TFSAs aren’t just for short-term savers anymore

It was hard to know it at the time, but February 26, 2008 has become one of the most significant dates in Canadian investing history. That afternoon, Jim Flaherty, then Minister of Finance, unveiled the Conservative party’s budget and, for the first time, mentioned the Tax-Free Savings Account. On January 2, 2009, the first TFSA was opened and $5,000—the maximum contribution limit that year—was deposited by some savvy investor.

When Flaherty introduced the TFSA, he listed a variety of ways someone might use the account. An RRSP, he said, was meant for retirement savings. A TFSA, where after-tax dollars can grow tax-free, was “for everything else in your life,” like buying a first car, saving for a first home and setting aside money for a “special project” or a personal indulgence. With contribution room only increasing by $5,000 per year for the first few years, using it to save for something made a lot of sense.

It’s now been a decade since the TFSA was born and, as with most things that age, it’s grown and matured in ways the Conservatives likely didn’t imagine. It’s no longer just a place to park short-term cash. With room now increasing by $6,000 every year, and with total unused contribution room (assuming you were at least 18 in 2009) at $63,500, the TFSA has turned into a complex account that’s used by stock pickers and long-term savers alike.

Related links: 8 key things about TFSAs and how Canadians use them

A recent BMO survey found that Canadians are indeed using the TFSA in a variety of ways. Unlike the RRSP, which people do use for retirement savings, only 50% of Canadians are using a TFSA for long-term savings. Another 40% said they’re using it as an emergency fund. It’s not clear what the other 10% are using it for, but making a quick buck is probably a good guess.

Over the last few days, I read through a number of MoneySense’s Me and My TFSA stories to see how Canadians are using these accounts today. While many of our readers, and the ones willing to share their stories or seek advice, are somewhat more knowledgeable about money than the average investor, what struck me is just how many people are using their TFSAs to drive up their overall portfolio’s returns.

Take Philip, a retired computer programmer who, at first, didn’t see much use for TFSAs. At some point, though, he thought it could be a good place to hold stocks. While his first foray into stock picking didn’t pan out—he lost about 10% on two companies and was upset that, unlike in a non-registered account, he couldn’t claim capital losses when he sold those stocks—he’s now invested in five domestic companies and, at least in August, had $70,000 in the account.

^^^^^^^^^^^^^^^^

- _STUDY QUESTIONS_
(1) List every distinct dollar amount mentioned in the TFSA article.
(2) In the TFSA article, what was Philip's occupation before he retired?
(3) Rewrite the TFSA article from "When Flaherty introduced" to "lot of sense.", changing "first home" to "first condo".

^^^^^^^^^^^^^^^^

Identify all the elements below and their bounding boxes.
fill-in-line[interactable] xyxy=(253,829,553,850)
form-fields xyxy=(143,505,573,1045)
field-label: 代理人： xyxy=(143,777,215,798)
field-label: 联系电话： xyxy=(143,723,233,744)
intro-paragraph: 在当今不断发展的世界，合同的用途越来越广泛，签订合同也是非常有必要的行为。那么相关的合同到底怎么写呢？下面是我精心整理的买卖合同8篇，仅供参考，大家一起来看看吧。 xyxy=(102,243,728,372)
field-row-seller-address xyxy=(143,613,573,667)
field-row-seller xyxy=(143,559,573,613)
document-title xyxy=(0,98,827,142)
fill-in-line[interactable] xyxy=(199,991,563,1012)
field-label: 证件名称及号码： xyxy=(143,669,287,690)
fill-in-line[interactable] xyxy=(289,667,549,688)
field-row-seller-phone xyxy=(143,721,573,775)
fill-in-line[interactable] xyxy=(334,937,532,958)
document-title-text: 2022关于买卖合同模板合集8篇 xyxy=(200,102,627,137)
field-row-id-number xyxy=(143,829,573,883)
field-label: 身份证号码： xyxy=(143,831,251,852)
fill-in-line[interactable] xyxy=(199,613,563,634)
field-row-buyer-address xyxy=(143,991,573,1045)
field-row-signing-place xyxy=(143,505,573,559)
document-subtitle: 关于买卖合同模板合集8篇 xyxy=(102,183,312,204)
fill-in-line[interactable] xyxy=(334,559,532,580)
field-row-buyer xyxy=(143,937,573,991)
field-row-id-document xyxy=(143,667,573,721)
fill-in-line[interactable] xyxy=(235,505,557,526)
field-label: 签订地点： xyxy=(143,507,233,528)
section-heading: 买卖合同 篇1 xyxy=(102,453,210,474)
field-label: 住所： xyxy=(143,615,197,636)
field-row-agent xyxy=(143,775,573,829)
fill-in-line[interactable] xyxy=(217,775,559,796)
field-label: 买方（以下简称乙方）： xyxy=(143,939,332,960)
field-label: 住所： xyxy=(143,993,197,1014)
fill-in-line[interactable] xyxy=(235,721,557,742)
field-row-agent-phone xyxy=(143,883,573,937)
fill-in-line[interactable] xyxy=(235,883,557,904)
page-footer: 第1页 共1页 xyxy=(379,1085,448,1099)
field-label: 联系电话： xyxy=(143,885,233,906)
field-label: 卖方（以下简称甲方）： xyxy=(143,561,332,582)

^^^^^^^^^^^^^^^^

- _RESPONSES IN ORDER_
(1) $5,000; $6,000; $63,500; $70,000

(2) He was a computer programmer.

(3)
When Flaherty introduced the TFSA, he listed a variety of ways someone might use the account. An RRSP, he said, was meant for retirement savings. A TFSA, where after-tax dollars can grow tax-free, was “for everything else in your life,” like buying a first car, saving for a first condo and setting aside money for a “special project” or a personal indulgence. With contribution room only increasing by $5,000 per year for the first few years, using it to save for something made a lot of sense.